__WHAT TO DO__
Copy each line of the data below exactly, leaving out pictures.

__RECORDS FOR PROCESSING__
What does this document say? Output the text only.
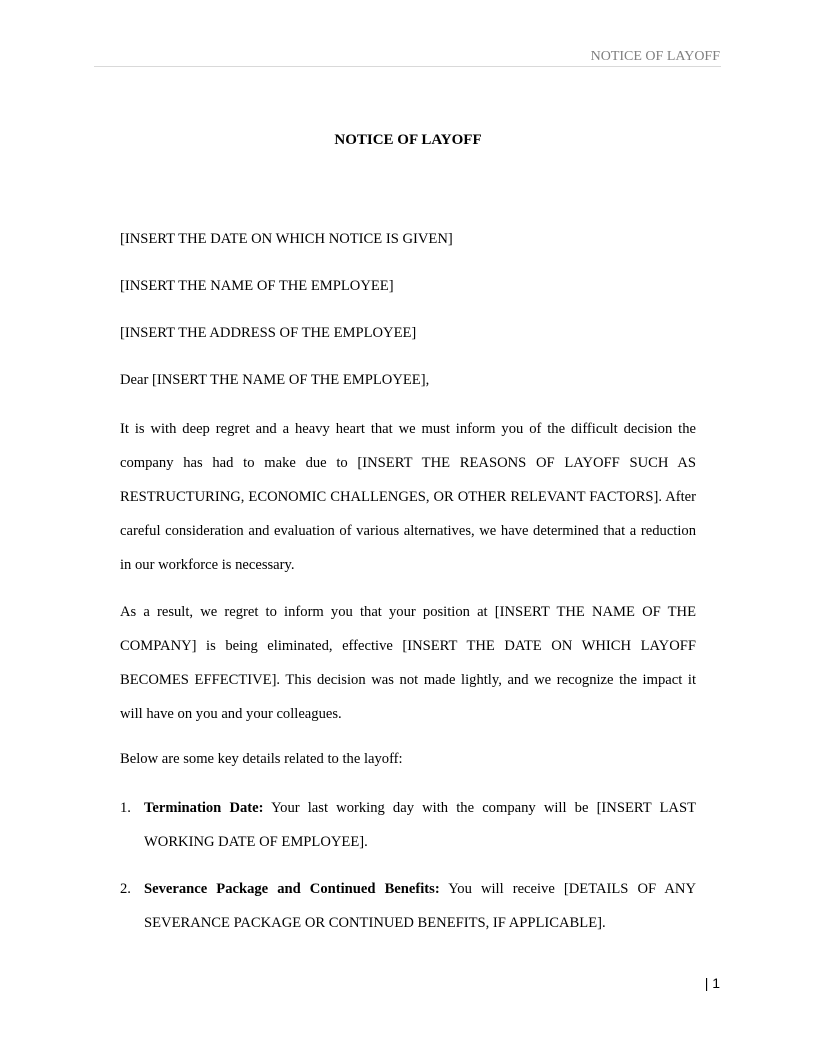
NOTICE OF LAYOFF
NOTICE OF LAYOFF

[INSERT THE DATE ON WHICH NOTICE IS GIVEN]

[INSERT THE NAME OF THE EMPLOYEE]

[INSERT THE ADDRESS OF THE EMPLOYEE]

Dear [INSERT THE NAME OF THE EMPLOYEE],

It is with deep regret and a heavy heart that we must inform you of the difficult decision the company has had to make due to [INSERT THE REASONS OF LAYOFF SUCH AS RESTRUCTURING, ECONOMIC CHALLENGES, OR OTHER RELEVANT FACTORS]. After careful consideration and evaluation of various alternatives, we have determined that a reduction in our workforce is necessary.

As a result, we regret to inform you that your position at [INSERT THE NAME OF THE COMPANY] is being eliminated, effective [INSERT THE DATE ON WHICH LAYOFF BECOMES EFFECTIVE]. This decision was not made lightly, and we recognize the impact it will have on you and your colleagues.

Below are some key details related to the layoff:

1. Termination Date: Your last working day with the company will be [INSERT LAST WORKING DATE OF EMPLOYEE].
2. Severance Package and Continued Benefits: You will receive [DETAILS OF ANY SEVERANCE PACKAGE OR CONTINUED BENEFITS, IF APPLICABLE].
| 1
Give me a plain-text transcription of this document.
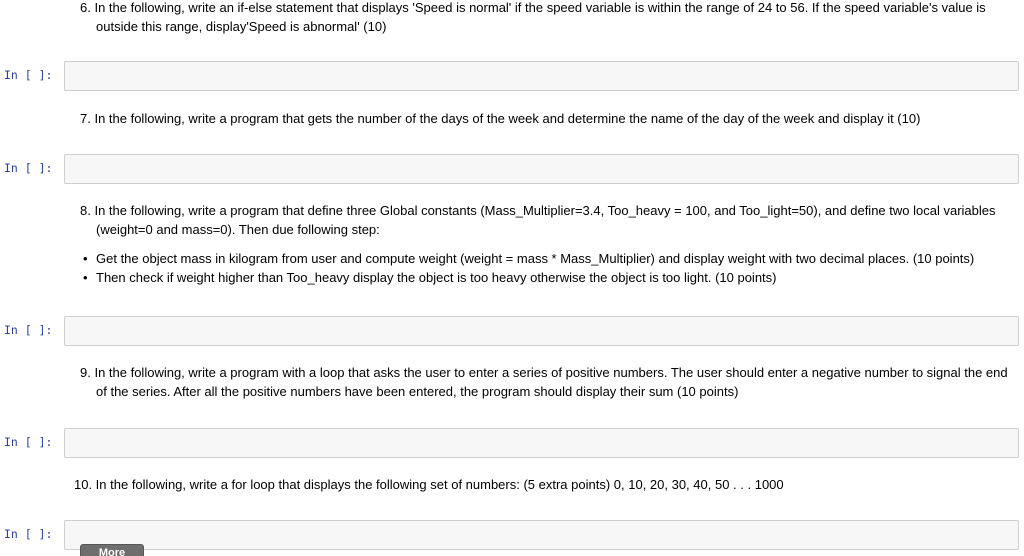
6. In the following, write an if-else statement that displays 'Speed is normal' if the speed variable is within the range of 24 to 56. If the speed variable's value is outside this range, display'Speed is abnormal' (10)

In [ ]:

7. In the following, write a program that gets the number of the days of the week and determine the name of the day of the week and display it (10)

In [ ]:

8. In the following, write a program that define three Global constants (Mass_Multiplier=3.4, Too_heavy = 100, and Too_light=50), and define two local variables (weight=0 and mass=0). Then due following step:

• Get the object mass in kilogram from user and compute weight (weight = mass * Mass_Multiplier) and display weight with two decimal places. (10 points)
• Then check if weight higher than Too_heavy display the object is too heavy otherwise the object is too light. (10 points)
In [ ]:

9. In the following, write a program with a loop that asks the user to enter a series of positive numbers. The user should enter a negative number to signal the end of the series. After all the positive numbers have been entered, the program should display their sum (10 points)

In [ ]:

10. In the following, write a for loop that displays the following set of numbers: (5 extra points) 0, 10, 20, 30, 40, 50 . . . 1000

In [ ]:
More
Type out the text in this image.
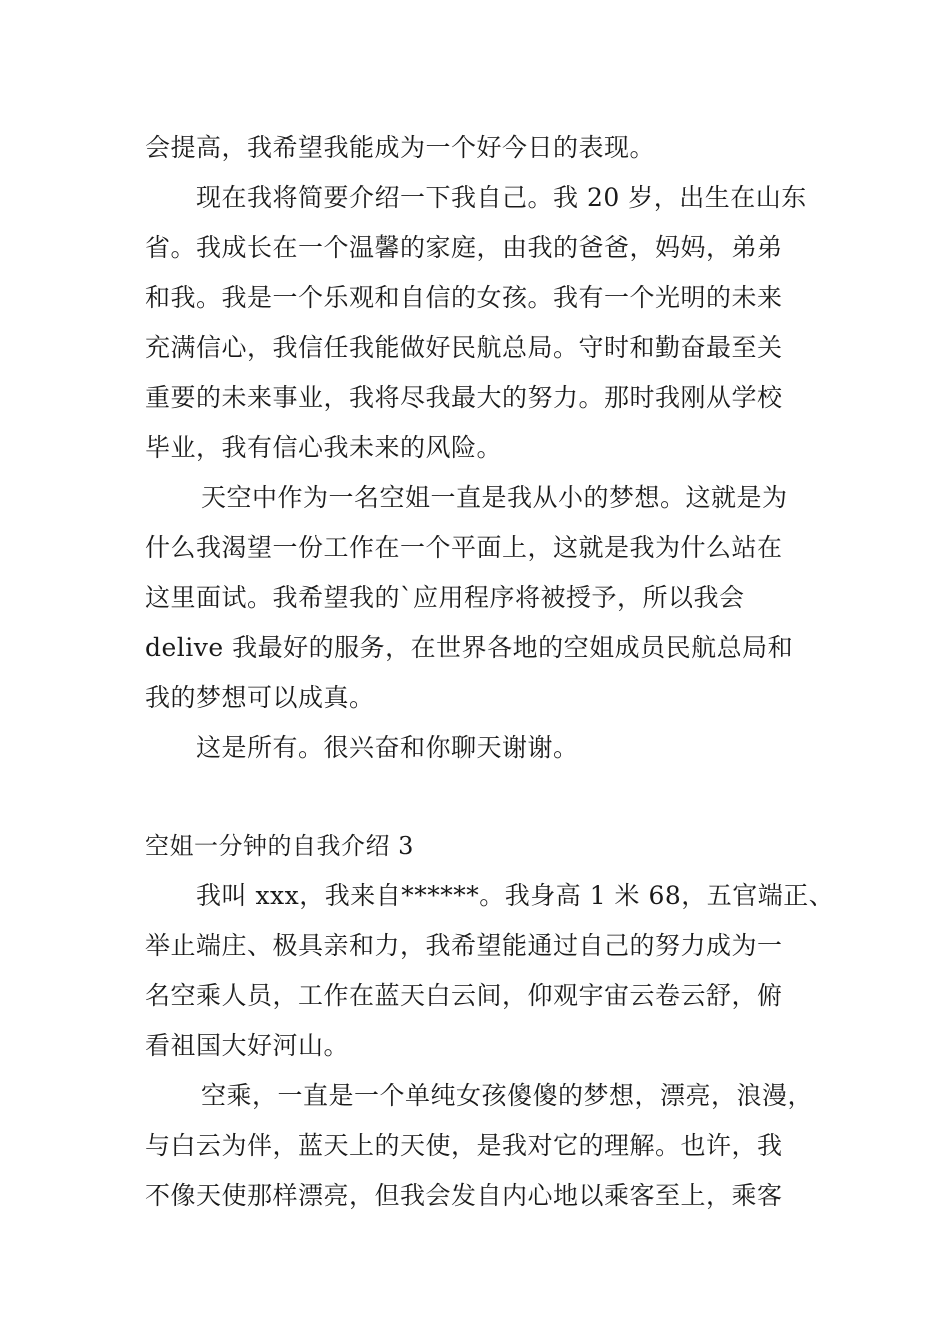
会提高，我希望我能成为一个好今日的表现。
现在我将简要介绍一下我自己。我 20 岁，出生在山东
省。我成长在一个温馨的家庭，由我的爸爸，妈妈，弟弟
和我。我是一个乐观和自信的女孩。我有一个光明的未来
充满信心，我信任我能做好民航总局。守时和勤奋最至关
重要的未来事业，我将尽我最大的努力。那时我刚从学校
毕业，我有信心我未来的风险。
天空中作为一名空姐一直是我从小的梦想。这就是为
什么我渴望一份工作在一个平面上，这就是我为什么站在
这里面试。我希望我的`应用程序将被授予，所以我会
delive 我最好的服务，在世界各地的空姐成员民航总局和
我的梦想可以成真。
这是所有。很兴奋和你聊天谢谢。
空姐一分钟的自我介绍 3
我叫 xxx，我来自******。我身高 1 米 68，五官端正、
举止端庄、极具亲和力，我希望能通过自己的努力成为一
名空乘人员，工作在蓝天白云间，仰观宇宙云卷云舒，俯
看祖国大好河山。
空乘，一直是一个单纯女孩傻傻的梦想，漂亮，浪漫，
与白云为伴，蓝天上的天使，是我对它的理解。也许，我
不像天使那样漂亮，但我会发自内心地以乘客至上，乘客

__SOLUTION__
What does this document say? Output the text only.
NOTICE OF LAYOFF
NOTICE OF LAYOFF

[INSERT THE DATE ON WHICH NOTICE IS GIVEN]

[INSERT THE NAME OF THE EMPLOYEE]

[INSERT THE ADDRESS OF THE EMPLOYEE]

Dear [INSERT THE NAME OF THE EMPLOYEE],

It is with deep regret and a heavy heart that we must inform you of the difficult decision the company has had to make due to [INSERT THE REASONS OF LAYOFF SUCH AS RESTRUCTURING, ECONOMIC CHALLENGES, OR OTHER RELEVANT FACTORS]. After careful consideration and evaluation of various alternatives, we have determined that a reduction in our workforce is necessary.

As a result, we regret to inform you that your position at [INSERT THE NAME OF THE COMPANY] is being eliminated, effective [INSERT THE DATE ON WHICH LAYOFF BECOMES EFFECTIVE]. This decision was not made lightly, and we recognize the impact it will have on you and your colleagues.

Below are some key details related to the layoff:

1. Termination Date: Your last working day with the company will be [INSERT LAST WORKING DATE OF EMPLOYEE].
2. Severance Package and Continued Benefits: You will receive [DETAILS OF ANY SEVERANCE PACKAGE OR CONTINUED BENEFITS, IF APPLICABLE].
| 1
Give me a plain-text transcription of this document.
6. In the following, write an if-else statement that displays 'Speed is normal' if the speed variable is within the range of 24 to 56. If the speed variable's value is outside this range, display'Speed is abnormal' (10)

In [ ]:

7. In the following, write a program that gets the number of the days of the week and determine the name of the day of the week and display it (10)

In [ ]:

8. In the following, write a program that define three Global constants (Mass_Multiplier=3.4, Too_heavy = 100, and Too_light=50), and define two local variables (weight=0 and mass=0). Then due following step:

• Get the object mass in kilogram from user and compute weight (weight = mass * Mass_Multiplier) and display weight with two decimal places. (10 points)
• Then check if weight higher than Too_heavy display the object is too heavy otherwise the object is too light. (10 points)
In [ ]:

9. In the following, write a program with a loop that asks the user to enter a series of positive numbers. The user should enter a negative number to signal the end of the series. After all the positive numbers have been entered, the program should display their sum (10 points)

In [ ]:

10. In the following, write a for loop that displays the following set of numbers: (5 extra points) 0, 10, 20, 30, 40, 50 . . . 1000

In [ ]:
More
Type out the text in this image.
会提高，我希望我能成为一个好今日的表现。
现在我将简要介绍一下我自己。我 20 岁，出生在山东
省。我成长在一个温馨的家庭，由我的爸爸，妈妈，弟弟
和我。我是一个乐观和自信的女孩。我有一个光明的未来
充满信心，我信任我能做好民航总局。守时和勤奋最至关
重要的未来事业，我将尽我最大的努力。那时我刚从学校
毕业，我有信心我未来的风险。
天空中作为一名空姐一直是我从小的梦想。这就是为
什么我渴望一份工作在一个平面上，这就是我为什么站在
这里面试。我希望我的`应用程序将被授予，所以我会
delive 我最好的服务，在世界各地的空姐成员民航总局和
我的梦想可以成真。
这是所有。很兴奋和你聊天谢谢。
空姐一分钟的自我介绍 3
我叫 xxx，我来自******。我身高 1 米 68，五官端正、
举止端庄、极具亲和力，我希望能通过自己的努力成为一
名空乘人员，工作在蓝天白云间，仰观宇宙云卷云舒，俯
看祖国大好河山。
空乘，一直是一个单纯女孩傻傻的梦想，漂亮，浪漫，
与白云为伴，蓝天上的天使，是我对它的理解。也许，我
不像天使那样漂亮，但我会发自内心地以乘客至上，乘客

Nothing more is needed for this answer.